This Trader Made $11 Million in the Past Year — Now He’s Watching These 2 Stocks

TIM SYKESUPDATED NOV. 18, 2025, 10:29 AM ET
Fact-checked by Bryce Tuohey

Over the last 12 months, I’ve made about $11 million in trading profits.

I’m 27, I started out as a valet with a $10,000 account, and I’ve now crossed $24 million in verified career gains. And none of that came from guessing or buying random “hot picks” off social media.

It came from doing the same boring thing over and over:

  • Focus on a tiny watchlist
  • Study the price action every day
  • Wait until the odds line up
  • Then size in with a clear risk level

Right now, two names have earned a spot on that short list:

  • Hertz Global Holdings (NASDAQ: HTZ)
  • Strive (NASDAQ: ASST)

I’m not in either of them yet. I’m watching for very specific price and volume behavior before I even think about entering. Let me walk you through why they’re on my radar — and what has to happen before I trade them.

From Losing $10K to Making $11M in a Year

Before I get into the stocks, here’s some quick context.

I joined Tim Sykes’ Trading Challenge back in 2017. First 18 months? I was down around $10,000 on my account and had spent roughly the same on education. Most people would’ve quit right there.

Instead, I doubled down on the only things that actually move the needle in trading:

  • Screen time
  • Pattern recognition
  • Risk management
  • Patience

Fast-forward: I’ve now made life-changing money trading momentum and volatility stocks — swing trades and tactical day trades in names that are in play.

I’m not taking 100 trades a day. On an average month I’m somewhere in that 50–100 round-trip range, and most of my focus is on one to three stocks at a time. When you see the P&L, what you’re really seeing is years of prep for a handful of cautious trades.

HTZ and ASST are potential candidates for those kinds of moves — if they cooperate.

Why Hertz (HTZ) Is Back On My Screen

Hertz is one of those tickers that never really disappears from traders’ screens. It’s liquid, it’s controversial, and the story keeps evolving.

Fundamentally, here’s what matters to me right now:

  • The company has been working through its EV missteps and leverage problems.
  • It’s showing progress in EBITDA and cash flow, helped by a refreshed fleet where most cars are less than a year old.

• INFORMATION SUPPLIED
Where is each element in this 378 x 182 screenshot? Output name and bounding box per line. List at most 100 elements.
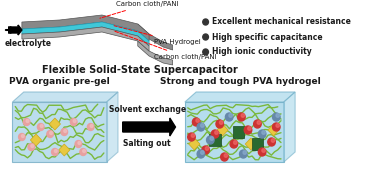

• REQUIRED ACTIONS
- A) According to the article about the trader watching Hertz and Strive, what job did the author have when starting out with a $10,000 account?
- B) Write the next part of the article about the trader watching Hertz and Strive, continuing after its last line.

• THE REPLIES
- A) A valet.

- B)
  • Jefferies sees a path toward Hertz’s $1 billion EBITDA goal by 2027 and has a $6 price target, while other firms are more cautious, pointing to thin margins and debt.
  • Commentators like Jim Cramer are still on the fence — calling it a “contrary name” and basically saying, “Be careful.”

I’m not looking at HTZ as a long-term turnaround investor. I’m looking at it as a technical trade with a believable story behind it.

Here’s what has my attention:

  • HTZ has been respecting a big trendline for about a month, grinding up underneath it.
  • There’s a clear band of recent highs from prior days that traders are watching.
  • The stock has shown it can move when news hits and the crowd cares.

But for me, it’s not a buy just because of that. I need to see three things:

  1. Real morning volume — The open has to light up with volume well above recent sessions. If it’s thin and sleepy, I’m not forcing anything.
  2. A break and hold over previous day’s highs — A quick wick over highs that immediately fails is often the start of a fade, not a breakout. I want to see HTZ push through and hold, building higher lows above that level.
  3. A clean trendline break with conviction — That month-long trendline needs to snap on strong volume. Weak breaks into resistance almost always trap late buyers.

More Breaking News

If HTZ can do that, then I’m interested in trading it as a breakout / momentum play with clearly defined risk just below the breakout levels. If it can’t, it stays exactly where it is now: on the watchlist, not in my portfolio.

ASST: A Bitcoin-Treasury Wild Card With Room to Run

The second name I’m stalking, ASST (Strive), is a totally different type of story.

Strive is positioning itself as a Bitcoin treasury company — think of the playbook we’ve seen from MicroStrategy, where the balance sheet itself becomes part of the speculation.

Recently, Strive has:

  • Completed an oversubscribed preferred stock IPO (SATA), raising roughly $149 million.
  • Used that capital to buy around 1,500+ Bitcoin over a short window, bringing its holdings into the 7,000+ BTC range.
  • Structured SATA as a variable-rate perpetual preferred with a big initial yield and a mechanism to keep its trading range relatively tight.
  • Announced a major all-stock acquisition of Semler Scientific (SMLR), blending a real healthcare business with an aggressive BTC treasury strategy.

That combo — Bitcoin, preferred stock, big acquisition, yield — is exactly the kind of thing that can attract:

  • Crypto speculators
  • Yield hunters
  • Traders who missed earlier BTC-treasury runs and want “the next one”

That’s how you get momentum and volatility, which is what I care about.

My read right now:

ASST has already had three strong volume days. What I want to see now is it go sideways for a bit, holding that volume.

If it can:

  • Build a sideways base instead of crashing back down…
  • Keep trading decent volume during that base…
  • Then push toward resistance with fresh volume expansion

…then I think it has a realistic shot at a move into the $2–$2.50 area in the short term.

I’m not just buying it because it owns Bitcoin. I’m waiting to see if the chart proves there’s real demand at these levels, and that dip-buyers and breakout traders are both willing to step in.

If ASST breaks down out of its recent range instead of tightening up and pushing higher? Easy. No trade for me.

How I Actually Trade Setups Like This

A lot of people hear “$11 million in a year” and imagine I’m glued to the screen, scalping hundreds of tickers a day.

It’s almost the opposite.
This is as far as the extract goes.